§ TASK INSTRUCTIONS: Count the lines below that contain the word "JSON". Give only the number.

══════════════════════════════

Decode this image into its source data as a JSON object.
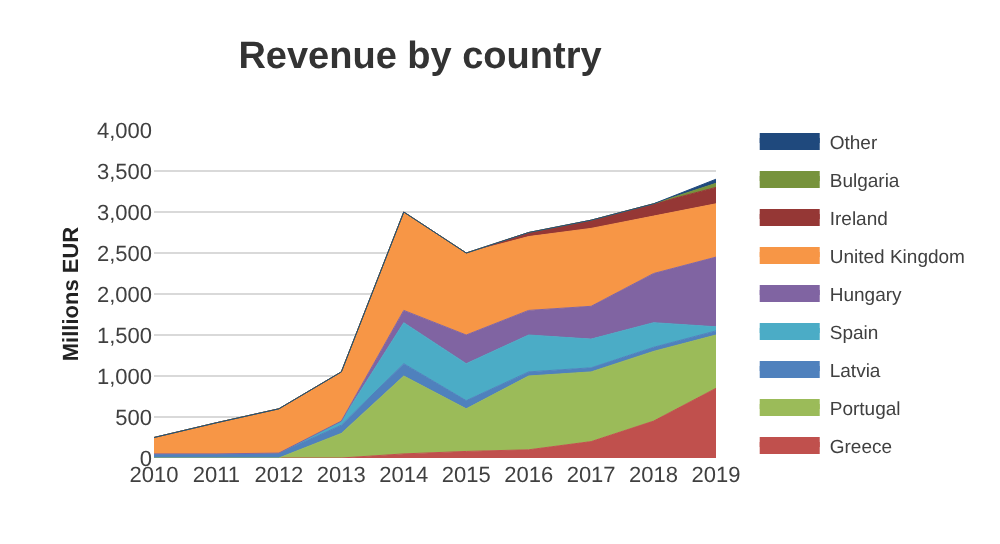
{
  "chart_data": {
    "type": "area",
    "stacked": true,
    "title": "Revenue by country",
    "ylabel": "Millions EUR",
    "x": [
      2010,
      2011,
      2012,
      2013,
      2014,
      2015,
      2016,
      2017,
      2018,
      2019
    ],
    "xlim": [
      2010,
      2019
    ],
    "xticks": [
      2010,
      2011,
      2012,
      2013,
      2014,
      2015,
      2016,
      2017,
      2018,
      2019
    ],
    "ylim": [
      0,
      4000
    ],
    "yticks": [
      0,
      500,
      {
        "value": 1000,
        "label": "1,000"
      },
      {
        "value": 1500,
        "label": "1,500"
      },
      {
        "value": 2000,
        "label": "2,000"
      },
      {
        "value": 2500,
        "label": "2,500"
      },
      {
        "value": 3000,
        "label": "3,000"
      },
      {
        "value": 3500,
        "label": "3,500"
      },
      {
        "value": 4000,
        "label": "4,000"
      }
    ],
    "grid": "y",
    "legend": "right",
    "series": [
      {
        "name": "Greece",
        "color": "#c0504d",
        "values": [
          0,
          0,
          0,
          0,
          50,
          80,
          100,
          200,
          450,
          850
        ]
      },
      {
        "name": "Portugal",
        "color": "#9bbb59",
        "values": [
          0,
          0,
          0,
          300,
          950,
          520,
          900,
          850,
          850,
          650
        ]
      },
      {
        "name": "Latvia",
        "color": "#4f81bd",
        "values": [
          50,
          50,
          60,
          100,
          150,
          100,
          50,
          50,
          50,
          50
        ]
      },
      {
        "name": "Spain",
        "color": "#4bacc6",
        "values": [
          0,
          0,
          0,
          50,
          500,
          450,
          450,
          350,
          300,
          50
        ]
      },
      {
        "name": "Hungary",
        "color": "#8064a2",
        "values": [
          0,
          0,
          0,
          0,
          150,
          350,
          300,
          400,
          600,
          850
        ]
      },
      {
        "name": "United Kingdom",
        "color": "#f79646",
        "values": [
          200,
          380,
          540,
          600,
          1200,
          1000,
          900,
          950,
          700,
          650
        ]
      },
      {
        "name": "Ireland",
        "color": "#953735",
        "values": [
          0,
          0,
          0,
          0,
          0,
          0,
          50,
          100,
          150,
          200
        ]
      },
      {
        "name": "Bulgaria",
        "color": "#77933c",
        "values": [
          0,
          0,
          0,
          0,
          0,
          0,
          0,
          0,
          0,
          50
        ]
      },
      {
        "name": "Other",
        "color": "#1f497d",
        "values": [
          0,
          0,
          0,
          0,
          0,
          0,
          0,
          0,
          0,
          50
        ]
      }
    ]
  }
}
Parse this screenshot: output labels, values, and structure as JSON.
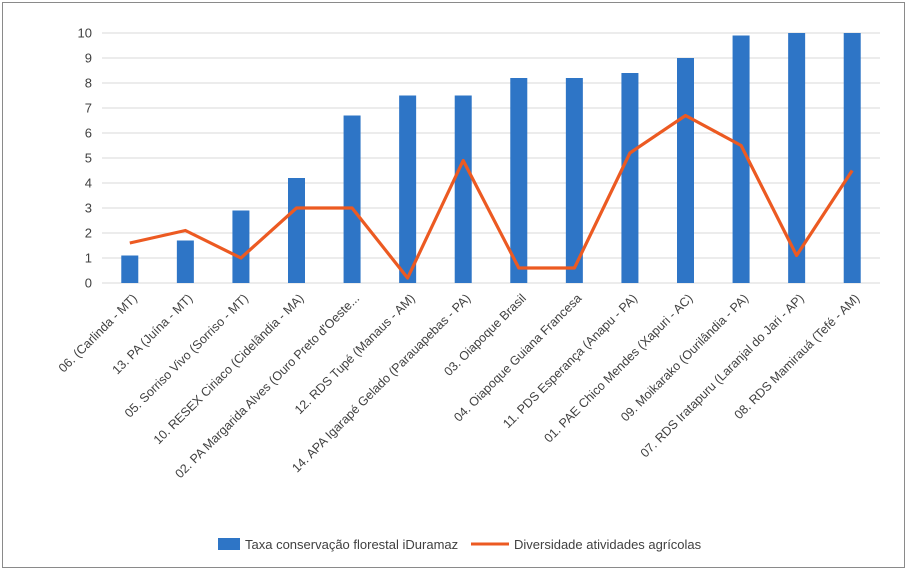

══════════════════════════════

§ SOLUTION TO THIS TASK: 2